▶ [WORK INSTRUCTIONS]: Pull out each line in the records below that includes the string "scrollbar", and copy each one in full.

▶ [DATA EXCERPTS]:
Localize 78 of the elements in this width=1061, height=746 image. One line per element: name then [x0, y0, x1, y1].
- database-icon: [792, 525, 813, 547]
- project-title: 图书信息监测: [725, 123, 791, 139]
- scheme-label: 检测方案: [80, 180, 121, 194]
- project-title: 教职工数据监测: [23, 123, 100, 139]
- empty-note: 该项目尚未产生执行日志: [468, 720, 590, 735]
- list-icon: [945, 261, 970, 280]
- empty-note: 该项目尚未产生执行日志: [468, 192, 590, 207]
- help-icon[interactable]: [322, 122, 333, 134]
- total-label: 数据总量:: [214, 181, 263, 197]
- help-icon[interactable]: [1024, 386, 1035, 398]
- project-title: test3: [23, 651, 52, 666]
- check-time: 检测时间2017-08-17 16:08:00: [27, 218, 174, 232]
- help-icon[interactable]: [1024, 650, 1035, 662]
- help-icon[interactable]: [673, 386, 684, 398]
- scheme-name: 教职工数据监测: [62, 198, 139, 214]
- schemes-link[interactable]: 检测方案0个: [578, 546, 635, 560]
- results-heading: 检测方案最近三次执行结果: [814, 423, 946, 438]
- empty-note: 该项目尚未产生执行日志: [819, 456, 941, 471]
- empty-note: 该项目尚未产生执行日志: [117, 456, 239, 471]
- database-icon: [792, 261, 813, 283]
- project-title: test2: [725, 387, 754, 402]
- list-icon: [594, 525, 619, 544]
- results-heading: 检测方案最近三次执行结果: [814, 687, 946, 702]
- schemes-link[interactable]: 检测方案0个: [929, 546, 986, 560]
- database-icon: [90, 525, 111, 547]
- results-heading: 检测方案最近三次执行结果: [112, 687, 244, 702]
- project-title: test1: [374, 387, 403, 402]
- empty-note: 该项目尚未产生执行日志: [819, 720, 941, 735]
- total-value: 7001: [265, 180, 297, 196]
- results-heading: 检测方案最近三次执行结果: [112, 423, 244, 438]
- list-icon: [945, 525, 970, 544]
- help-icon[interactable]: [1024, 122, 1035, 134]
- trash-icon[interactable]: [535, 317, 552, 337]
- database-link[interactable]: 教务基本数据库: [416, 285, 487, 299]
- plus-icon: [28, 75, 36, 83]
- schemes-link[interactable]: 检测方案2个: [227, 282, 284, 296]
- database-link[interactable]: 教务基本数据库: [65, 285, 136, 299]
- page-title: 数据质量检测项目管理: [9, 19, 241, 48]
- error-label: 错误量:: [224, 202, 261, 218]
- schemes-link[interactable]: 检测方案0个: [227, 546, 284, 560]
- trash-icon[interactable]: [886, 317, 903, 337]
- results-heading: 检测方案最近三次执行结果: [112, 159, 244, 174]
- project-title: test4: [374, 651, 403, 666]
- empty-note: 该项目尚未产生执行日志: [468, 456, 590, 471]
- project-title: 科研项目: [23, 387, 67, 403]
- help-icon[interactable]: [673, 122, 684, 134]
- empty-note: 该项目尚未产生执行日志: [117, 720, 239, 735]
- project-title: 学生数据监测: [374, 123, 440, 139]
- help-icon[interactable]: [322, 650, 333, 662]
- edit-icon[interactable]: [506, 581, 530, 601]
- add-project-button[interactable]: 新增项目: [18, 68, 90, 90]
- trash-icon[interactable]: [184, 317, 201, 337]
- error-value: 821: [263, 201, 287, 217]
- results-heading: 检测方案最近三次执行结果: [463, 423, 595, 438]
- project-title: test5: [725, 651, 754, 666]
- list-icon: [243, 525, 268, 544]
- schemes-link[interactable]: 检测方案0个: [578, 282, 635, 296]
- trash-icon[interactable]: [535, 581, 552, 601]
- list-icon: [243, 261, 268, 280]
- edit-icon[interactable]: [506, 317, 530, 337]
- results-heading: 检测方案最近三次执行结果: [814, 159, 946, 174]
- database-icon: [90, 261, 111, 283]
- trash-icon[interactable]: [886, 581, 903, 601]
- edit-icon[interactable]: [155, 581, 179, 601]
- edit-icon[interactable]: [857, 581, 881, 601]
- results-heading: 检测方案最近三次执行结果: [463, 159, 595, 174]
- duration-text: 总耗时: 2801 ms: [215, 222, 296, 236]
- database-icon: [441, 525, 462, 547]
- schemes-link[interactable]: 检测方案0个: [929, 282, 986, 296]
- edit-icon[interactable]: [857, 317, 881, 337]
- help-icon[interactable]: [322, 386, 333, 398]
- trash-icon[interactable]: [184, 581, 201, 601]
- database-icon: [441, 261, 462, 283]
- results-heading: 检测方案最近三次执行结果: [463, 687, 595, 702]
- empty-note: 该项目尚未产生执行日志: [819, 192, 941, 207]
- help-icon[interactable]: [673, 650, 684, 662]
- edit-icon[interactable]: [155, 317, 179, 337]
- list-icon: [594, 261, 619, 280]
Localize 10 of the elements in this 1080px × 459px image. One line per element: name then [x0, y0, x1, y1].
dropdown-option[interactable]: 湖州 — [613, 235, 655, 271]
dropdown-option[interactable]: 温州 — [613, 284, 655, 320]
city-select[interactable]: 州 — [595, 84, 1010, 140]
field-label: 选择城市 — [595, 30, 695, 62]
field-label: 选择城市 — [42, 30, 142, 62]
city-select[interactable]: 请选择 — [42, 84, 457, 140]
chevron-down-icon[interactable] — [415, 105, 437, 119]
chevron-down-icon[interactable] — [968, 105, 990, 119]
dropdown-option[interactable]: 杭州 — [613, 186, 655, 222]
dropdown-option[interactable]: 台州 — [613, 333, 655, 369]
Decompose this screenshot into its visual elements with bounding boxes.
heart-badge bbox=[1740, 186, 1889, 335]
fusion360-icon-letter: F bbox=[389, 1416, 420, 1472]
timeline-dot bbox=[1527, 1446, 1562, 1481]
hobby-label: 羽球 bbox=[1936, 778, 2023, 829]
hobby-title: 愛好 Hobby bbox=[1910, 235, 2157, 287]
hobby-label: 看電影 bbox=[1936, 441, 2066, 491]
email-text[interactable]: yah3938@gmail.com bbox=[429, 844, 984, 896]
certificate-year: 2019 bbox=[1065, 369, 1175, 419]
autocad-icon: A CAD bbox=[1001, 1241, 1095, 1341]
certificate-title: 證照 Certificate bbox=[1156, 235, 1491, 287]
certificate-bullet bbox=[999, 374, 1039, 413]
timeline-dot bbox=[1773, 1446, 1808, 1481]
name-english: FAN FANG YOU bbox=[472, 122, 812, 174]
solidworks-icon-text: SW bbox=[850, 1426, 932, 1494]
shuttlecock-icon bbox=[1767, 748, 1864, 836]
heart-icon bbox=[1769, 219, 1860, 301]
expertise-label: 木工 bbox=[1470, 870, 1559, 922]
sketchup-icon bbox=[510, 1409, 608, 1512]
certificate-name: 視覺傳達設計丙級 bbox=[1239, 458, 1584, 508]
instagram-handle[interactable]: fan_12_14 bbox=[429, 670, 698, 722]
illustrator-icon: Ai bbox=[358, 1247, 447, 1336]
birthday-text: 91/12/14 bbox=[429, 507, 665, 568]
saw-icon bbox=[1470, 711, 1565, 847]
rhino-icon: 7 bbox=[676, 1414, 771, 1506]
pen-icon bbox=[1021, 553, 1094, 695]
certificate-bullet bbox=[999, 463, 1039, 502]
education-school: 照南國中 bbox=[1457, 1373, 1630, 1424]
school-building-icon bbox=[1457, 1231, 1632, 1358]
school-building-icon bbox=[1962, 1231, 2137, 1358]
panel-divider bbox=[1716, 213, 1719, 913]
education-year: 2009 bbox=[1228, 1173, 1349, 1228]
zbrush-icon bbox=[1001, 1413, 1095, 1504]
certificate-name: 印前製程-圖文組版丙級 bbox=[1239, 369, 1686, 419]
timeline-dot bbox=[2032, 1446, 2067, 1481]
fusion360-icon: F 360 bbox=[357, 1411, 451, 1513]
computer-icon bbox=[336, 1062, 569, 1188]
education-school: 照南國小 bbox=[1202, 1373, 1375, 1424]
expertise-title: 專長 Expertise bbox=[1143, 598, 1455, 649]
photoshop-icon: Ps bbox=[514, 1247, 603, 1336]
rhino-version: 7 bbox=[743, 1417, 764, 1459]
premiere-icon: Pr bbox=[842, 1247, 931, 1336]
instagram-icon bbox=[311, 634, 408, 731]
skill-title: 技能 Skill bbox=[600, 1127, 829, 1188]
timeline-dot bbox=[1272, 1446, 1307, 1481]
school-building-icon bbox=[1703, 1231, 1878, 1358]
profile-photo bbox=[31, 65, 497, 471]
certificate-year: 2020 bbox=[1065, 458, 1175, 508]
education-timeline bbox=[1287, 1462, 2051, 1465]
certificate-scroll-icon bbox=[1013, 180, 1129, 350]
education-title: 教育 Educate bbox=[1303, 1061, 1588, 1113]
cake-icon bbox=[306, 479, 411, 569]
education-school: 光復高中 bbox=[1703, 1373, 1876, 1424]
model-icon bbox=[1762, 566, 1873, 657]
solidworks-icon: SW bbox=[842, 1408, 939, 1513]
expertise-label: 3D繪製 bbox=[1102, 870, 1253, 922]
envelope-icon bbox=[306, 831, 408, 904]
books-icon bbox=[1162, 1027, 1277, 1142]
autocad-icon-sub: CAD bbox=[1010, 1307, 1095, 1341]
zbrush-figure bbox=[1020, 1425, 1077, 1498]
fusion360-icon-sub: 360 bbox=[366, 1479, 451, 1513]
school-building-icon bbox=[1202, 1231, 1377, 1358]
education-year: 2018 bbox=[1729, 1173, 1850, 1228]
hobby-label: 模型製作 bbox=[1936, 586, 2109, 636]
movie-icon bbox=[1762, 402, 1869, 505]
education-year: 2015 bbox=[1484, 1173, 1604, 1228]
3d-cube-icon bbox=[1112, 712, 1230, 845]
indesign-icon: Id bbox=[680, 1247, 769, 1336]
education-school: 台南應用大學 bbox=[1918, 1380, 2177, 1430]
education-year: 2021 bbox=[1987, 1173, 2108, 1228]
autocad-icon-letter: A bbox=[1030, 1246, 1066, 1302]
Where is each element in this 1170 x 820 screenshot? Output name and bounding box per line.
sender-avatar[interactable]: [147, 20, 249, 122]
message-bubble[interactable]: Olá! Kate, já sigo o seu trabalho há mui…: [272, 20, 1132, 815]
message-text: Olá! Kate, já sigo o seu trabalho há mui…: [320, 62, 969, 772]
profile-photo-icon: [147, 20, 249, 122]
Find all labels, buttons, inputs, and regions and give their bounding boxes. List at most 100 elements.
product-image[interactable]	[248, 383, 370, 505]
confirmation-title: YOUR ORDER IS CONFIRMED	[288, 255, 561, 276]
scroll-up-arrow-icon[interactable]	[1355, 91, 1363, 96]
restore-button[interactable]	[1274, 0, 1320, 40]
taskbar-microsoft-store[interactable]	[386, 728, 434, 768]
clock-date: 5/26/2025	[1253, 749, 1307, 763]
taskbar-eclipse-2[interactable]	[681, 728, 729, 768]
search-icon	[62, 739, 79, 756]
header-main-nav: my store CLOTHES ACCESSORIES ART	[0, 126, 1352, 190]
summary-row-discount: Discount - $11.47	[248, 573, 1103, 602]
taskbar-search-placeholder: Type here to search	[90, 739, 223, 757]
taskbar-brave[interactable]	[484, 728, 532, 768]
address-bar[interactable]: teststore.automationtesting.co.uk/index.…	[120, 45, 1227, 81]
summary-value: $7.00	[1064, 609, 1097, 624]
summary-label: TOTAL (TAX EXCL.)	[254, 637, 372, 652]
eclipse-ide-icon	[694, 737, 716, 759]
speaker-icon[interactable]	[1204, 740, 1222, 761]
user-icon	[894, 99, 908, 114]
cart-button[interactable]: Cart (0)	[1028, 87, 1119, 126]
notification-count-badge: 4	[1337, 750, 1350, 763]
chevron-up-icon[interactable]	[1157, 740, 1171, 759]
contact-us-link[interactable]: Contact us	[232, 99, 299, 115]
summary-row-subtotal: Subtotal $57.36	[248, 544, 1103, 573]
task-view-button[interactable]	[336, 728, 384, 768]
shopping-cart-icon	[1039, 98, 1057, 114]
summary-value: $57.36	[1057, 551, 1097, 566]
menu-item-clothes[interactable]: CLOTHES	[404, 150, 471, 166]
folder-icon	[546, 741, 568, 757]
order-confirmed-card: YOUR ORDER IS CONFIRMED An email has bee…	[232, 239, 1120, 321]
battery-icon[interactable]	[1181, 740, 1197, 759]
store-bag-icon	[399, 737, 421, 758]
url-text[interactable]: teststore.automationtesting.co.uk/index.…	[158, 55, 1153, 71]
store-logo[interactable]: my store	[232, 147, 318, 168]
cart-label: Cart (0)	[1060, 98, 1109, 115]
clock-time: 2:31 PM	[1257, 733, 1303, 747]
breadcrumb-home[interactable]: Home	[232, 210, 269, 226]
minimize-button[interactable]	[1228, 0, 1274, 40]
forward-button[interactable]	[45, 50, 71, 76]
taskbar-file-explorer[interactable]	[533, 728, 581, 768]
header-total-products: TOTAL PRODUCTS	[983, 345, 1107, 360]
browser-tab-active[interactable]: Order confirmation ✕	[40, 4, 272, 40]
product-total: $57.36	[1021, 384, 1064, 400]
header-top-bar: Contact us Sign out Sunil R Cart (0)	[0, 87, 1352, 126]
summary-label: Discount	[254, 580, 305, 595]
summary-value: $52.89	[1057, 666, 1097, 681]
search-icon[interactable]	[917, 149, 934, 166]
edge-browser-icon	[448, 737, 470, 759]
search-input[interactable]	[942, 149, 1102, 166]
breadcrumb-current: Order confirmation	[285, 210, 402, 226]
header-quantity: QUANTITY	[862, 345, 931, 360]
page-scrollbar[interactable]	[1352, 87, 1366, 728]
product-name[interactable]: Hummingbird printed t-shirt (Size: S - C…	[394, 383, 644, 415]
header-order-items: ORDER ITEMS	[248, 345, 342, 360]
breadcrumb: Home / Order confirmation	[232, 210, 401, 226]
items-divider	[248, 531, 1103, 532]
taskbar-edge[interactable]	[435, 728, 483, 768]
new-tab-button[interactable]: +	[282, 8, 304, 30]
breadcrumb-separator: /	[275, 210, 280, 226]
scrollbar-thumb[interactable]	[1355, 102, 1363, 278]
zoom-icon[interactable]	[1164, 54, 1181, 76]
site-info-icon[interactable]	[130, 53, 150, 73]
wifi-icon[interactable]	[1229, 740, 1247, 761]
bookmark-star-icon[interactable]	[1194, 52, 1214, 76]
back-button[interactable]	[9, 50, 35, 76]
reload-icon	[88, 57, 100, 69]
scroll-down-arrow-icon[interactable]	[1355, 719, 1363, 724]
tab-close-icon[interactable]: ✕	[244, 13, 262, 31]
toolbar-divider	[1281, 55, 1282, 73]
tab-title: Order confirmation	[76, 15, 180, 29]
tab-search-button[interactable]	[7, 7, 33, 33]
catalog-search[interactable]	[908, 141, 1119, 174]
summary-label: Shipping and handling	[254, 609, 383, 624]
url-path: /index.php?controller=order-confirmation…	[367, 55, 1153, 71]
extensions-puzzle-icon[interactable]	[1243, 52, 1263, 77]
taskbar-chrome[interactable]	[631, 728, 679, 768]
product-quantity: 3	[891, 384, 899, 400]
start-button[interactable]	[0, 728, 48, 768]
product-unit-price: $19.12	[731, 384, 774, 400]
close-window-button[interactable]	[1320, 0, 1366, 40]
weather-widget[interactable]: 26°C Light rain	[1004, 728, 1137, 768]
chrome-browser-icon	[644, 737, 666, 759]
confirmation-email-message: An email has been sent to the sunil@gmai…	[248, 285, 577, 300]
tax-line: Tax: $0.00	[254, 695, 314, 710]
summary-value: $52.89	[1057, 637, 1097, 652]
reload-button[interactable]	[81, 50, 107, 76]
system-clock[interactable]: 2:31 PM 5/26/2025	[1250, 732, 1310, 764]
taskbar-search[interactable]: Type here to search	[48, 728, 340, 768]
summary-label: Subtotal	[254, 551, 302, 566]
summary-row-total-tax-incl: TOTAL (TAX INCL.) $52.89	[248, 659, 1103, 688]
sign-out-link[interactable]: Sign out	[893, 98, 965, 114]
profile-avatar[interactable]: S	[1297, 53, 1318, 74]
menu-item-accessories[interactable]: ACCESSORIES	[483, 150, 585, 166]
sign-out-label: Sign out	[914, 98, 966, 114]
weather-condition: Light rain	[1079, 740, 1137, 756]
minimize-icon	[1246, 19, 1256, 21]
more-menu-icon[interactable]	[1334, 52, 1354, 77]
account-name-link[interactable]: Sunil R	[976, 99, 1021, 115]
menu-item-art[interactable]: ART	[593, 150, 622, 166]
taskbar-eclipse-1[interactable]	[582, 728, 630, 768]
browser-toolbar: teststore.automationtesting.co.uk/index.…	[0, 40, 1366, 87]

▶ [THE SOLUTION]:
page-scrollbar[interactable]	[1352, 87, 1366, 728]
scrollbar-thumb[interactable]	[1355, 102, 1363, 278]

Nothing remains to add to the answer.